Problem:
Return the lines where the word "placeholder" occurs.

>> Begin Information given

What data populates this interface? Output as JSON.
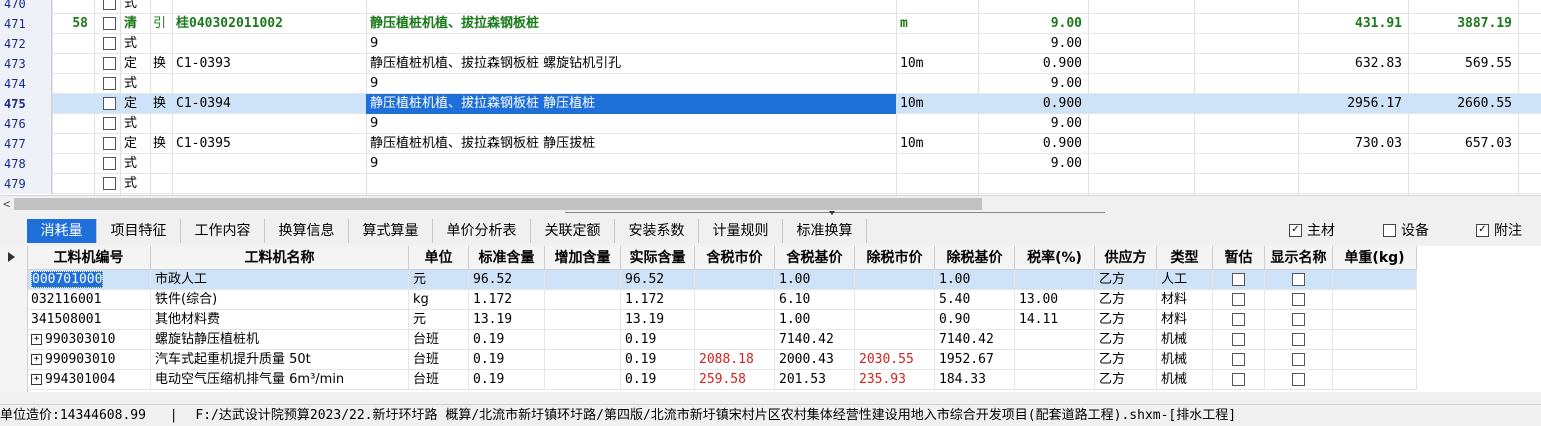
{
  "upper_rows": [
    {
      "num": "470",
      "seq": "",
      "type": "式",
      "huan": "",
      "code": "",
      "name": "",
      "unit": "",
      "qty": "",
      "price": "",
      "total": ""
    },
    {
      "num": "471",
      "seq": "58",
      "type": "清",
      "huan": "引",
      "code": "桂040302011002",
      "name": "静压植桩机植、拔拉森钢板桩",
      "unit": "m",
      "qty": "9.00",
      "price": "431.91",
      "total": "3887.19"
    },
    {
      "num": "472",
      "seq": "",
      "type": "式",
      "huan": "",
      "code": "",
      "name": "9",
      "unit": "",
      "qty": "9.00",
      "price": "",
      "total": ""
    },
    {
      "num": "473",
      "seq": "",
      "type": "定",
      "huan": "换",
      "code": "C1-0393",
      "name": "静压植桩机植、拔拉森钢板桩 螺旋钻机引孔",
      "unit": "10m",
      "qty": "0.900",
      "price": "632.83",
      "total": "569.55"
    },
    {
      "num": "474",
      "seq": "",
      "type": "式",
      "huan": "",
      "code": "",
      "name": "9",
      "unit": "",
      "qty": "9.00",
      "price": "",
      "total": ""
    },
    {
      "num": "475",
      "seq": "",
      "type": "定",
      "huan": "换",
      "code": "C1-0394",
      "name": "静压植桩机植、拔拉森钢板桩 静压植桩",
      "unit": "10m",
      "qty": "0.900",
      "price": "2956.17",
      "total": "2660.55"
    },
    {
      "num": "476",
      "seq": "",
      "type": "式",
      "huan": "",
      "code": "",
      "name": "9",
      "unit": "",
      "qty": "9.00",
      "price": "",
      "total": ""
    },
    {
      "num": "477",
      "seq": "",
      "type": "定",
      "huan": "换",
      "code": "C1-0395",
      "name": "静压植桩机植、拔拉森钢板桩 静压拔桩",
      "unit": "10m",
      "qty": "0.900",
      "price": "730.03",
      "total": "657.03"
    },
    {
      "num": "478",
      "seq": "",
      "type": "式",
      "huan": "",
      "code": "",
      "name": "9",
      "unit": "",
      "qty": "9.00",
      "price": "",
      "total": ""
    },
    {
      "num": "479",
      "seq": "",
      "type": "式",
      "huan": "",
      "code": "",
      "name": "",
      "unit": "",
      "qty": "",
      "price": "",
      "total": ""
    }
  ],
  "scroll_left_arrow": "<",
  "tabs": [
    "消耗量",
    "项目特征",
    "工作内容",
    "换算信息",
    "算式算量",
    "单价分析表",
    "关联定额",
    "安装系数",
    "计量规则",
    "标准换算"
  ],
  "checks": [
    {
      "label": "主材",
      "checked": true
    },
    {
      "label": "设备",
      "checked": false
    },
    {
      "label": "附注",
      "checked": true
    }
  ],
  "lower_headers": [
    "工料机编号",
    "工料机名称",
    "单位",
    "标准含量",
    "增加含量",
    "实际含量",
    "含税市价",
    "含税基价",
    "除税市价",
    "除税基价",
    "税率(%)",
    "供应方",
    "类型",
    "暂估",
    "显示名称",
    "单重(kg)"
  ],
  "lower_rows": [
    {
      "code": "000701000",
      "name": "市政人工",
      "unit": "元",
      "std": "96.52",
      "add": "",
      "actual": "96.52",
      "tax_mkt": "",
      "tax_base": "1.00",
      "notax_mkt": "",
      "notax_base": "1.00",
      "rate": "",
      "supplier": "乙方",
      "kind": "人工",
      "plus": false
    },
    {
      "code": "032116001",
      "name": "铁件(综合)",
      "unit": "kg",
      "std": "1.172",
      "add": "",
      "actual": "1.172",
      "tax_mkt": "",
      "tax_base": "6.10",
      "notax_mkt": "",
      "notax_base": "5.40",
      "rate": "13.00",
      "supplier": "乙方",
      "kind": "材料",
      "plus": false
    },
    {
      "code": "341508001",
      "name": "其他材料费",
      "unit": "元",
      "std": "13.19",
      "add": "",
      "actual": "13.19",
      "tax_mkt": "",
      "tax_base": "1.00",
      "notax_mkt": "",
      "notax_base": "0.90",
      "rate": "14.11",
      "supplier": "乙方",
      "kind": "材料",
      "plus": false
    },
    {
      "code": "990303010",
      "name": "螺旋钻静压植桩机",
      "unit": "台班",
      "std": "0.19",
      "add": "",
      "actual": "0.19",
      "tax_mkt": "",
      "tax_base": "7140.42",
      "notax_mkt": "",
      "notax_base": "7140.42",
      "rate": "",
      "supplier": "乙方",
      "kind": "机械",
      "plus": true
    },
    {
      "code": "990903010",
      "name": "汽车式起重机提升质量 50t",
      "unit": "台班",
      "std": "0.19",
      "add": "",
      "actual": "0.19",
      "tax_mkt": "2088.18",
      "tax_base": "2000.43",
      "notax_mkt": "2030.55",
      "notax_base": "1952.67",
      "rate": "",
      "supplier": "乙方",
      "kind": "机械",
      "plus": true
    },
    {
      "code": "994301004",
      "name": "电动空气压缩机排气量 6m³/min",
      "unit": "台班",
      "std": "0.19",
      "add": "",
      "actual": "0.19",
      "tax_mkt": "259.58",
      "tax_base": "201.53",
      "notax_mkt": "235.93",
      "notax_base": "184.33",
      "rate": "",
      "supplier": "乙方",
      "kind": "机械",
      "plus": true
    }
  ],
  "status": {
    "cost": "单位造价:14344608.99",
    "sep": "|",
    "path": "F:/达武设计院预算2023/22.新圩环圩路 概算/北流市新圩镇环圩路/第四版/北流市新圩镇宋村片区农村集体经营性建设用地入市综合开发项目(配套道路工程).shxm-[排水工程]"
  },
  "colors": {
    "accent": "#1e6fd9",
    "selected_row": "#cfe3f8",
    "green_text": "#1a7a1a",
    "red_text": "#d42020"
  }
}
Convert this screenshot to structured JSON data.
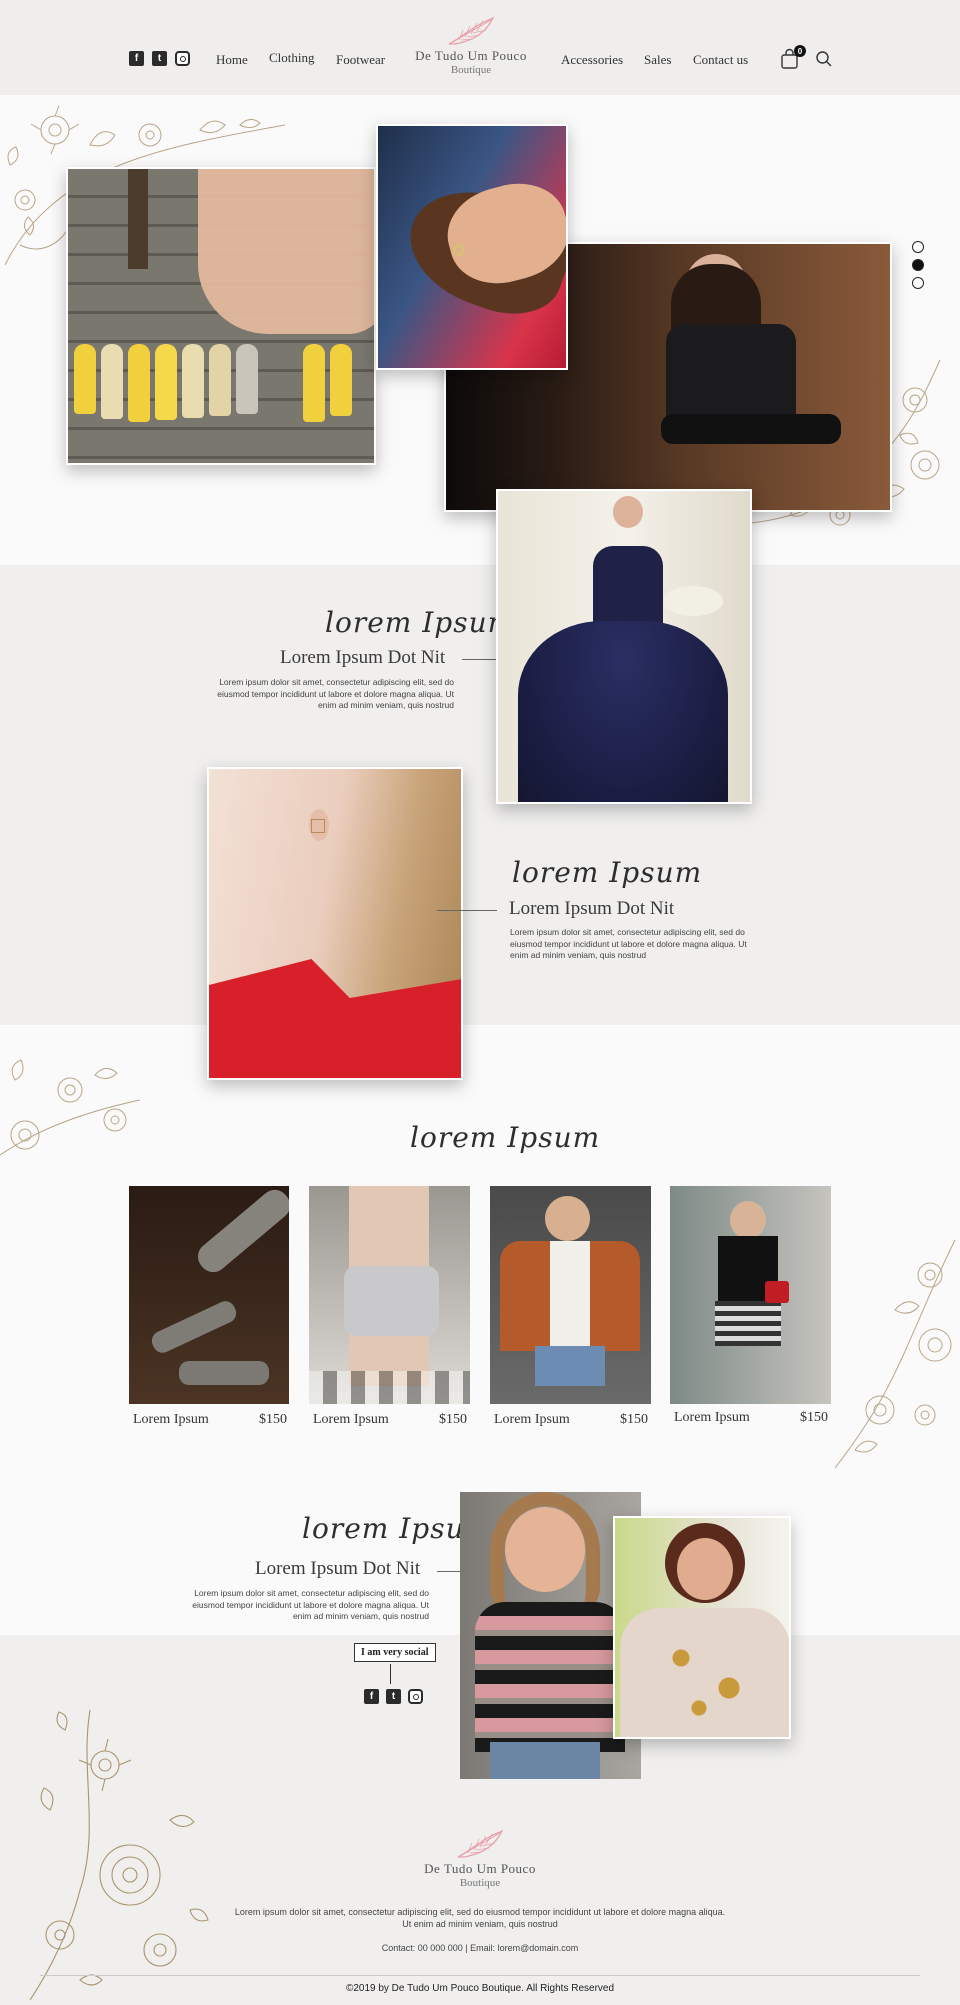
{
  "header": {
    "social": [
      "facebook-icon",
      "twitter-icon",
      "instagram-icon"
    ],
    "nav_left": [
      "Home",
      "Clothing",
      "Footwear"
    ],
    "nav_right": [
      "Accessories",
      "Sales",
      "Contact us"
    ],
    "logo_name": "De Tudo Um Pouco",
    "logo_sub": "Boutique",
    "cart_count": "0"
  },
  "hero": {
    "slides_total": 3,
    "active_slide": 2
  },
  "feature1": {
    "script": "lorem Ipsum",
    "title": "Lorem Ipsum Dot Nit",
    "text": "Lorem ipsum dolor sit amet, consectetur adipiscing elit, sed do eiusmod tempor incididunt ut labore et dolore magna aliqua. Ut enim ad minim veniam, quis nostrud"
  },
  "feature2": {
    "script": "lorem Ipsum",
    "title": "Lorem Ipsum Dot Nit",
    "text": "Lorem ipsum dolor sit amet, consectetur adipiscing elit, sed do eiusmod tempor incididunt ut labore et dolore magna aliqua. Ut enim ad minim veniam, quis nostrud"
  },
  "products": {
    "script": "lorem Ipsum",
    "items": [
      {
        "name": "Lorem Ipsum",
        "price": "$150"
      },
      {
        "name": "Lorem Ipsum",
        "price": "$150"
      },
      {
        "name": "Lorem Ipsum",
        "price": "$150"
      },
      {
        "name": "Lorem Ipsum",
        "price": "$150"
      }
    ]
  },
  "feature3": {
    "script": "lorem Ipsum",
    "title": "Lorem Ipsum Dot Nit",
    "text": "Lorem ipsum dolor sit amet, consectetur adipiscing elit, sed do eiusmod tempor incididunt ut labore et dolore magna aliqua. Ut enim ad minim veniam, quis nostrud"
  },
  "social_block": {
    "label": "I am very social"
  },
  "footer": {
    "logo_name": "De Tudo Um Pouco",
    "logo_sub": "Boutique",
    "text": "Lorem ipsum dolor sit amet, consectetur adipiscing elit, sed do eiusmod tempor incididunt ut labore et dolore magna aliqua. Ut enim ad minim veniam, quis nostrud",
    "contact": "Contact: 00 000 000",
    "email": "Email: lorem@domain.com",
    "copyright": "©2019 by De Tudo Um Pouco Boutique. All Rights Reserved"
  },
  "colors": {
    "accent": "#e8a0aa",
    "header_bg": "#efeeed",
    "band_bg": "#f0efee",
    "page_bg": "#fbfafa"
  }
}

>> End Information given
>> Begin Information given

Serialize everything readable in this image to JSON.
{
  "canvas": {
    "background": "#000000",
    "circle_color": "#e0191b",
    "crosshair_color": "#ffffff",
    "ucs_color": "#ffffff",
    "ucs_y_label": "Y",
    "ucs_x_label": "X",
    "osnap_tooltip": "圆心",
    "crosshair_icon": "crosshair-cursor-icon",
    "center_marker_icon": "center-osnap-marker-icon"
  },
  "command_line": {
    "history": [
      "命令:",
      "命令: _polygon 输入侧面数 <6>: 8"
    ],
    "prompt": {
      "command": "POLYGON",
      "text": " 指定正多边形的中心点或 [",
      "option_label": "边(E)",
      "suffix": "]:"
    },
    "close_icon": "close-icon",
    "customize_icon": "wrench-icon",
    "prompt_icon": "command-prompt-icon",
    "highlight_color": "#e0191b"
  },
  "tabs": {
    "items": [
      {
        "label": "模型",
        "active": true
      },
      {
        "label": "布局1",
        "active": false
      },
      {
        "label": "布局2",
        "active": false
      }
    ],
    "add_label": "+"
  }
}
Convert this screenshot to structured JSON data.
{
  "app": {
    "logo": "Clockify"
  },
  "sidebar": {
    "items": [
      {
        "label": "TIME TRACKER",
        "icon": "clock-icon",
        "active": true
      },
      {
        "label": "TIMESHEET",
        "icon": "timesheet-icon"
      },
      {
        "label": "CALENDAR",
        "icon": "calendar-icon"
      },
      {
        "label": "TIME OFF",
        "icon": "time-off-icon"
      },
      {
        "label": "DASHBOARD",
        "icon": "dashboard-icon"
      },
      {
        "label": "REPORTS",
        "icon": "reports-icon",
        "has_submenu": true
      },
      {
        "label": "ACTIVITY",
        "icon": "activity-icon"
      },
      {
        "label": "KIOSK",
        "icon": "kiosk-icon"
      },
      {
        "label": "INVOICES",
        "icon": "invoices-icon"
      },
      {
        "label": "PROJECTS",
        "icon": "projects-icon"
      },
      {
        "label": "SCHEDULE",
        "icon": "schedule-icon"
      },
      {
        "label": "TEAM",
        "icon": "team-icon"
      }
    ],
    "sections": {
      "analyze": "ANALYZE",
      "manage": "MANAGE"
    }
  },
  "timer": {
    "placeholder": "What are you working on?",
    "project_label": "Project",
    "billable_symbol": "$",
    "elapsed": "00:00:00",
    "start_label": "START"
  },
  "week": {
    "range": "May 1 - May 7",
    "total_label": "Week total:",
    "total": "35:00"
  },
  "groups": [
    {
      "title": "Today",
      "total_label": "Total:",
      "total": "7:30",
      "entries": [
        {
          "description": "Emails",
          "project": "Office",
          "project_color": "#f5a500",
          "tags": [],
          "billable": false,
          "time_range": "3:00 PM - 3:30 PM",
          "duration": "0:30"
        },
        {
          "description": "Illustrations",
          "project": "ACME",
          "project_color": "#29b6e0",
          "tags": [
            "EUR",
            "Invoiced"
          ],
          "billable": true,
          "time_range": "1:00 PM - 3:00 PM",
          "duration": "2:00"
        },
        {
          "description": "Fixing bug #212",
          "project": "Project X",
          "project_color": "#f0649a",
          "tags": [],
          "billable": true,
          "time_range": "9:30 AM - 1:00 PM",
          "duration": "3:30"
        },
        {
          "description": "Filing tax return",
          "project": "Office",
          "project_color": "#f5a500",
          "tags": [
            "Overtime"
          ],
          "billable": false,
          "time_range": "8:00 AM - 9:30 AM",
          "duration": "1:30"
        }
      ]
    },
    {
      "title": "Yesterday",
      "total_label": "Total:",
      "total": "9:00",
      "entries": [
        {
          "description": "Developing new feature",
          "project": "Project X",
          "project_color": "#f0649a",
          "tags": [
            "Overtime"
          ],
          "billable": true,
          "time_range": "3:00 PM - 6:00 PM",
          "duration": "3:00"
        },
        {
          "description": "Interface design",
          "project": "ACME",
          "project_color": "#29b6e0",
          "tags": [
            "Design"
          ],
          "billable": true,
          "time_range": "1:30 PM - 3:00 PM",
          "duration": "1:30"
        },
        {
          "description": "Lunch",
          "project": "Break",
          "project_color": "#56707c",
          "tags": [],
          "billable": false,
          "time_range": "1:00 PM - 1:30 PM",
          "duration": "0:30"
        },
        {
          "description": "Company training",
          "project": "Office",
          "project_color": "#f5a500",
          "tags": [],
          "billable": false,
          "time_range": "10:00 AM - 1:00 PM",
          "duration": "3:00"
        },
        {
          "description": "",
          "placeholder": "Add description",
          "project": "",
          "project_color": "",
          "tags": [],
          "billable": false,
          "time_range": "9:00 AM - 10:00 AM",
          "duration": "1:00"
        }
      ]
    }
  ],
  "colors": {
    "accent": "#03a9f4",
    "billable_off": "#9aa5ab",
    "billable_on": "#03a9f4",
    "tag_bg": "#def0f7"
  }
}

>> End Information given

Result for this task:
    "placeholder": "What are you working on?",
          "placeholder": "Add description",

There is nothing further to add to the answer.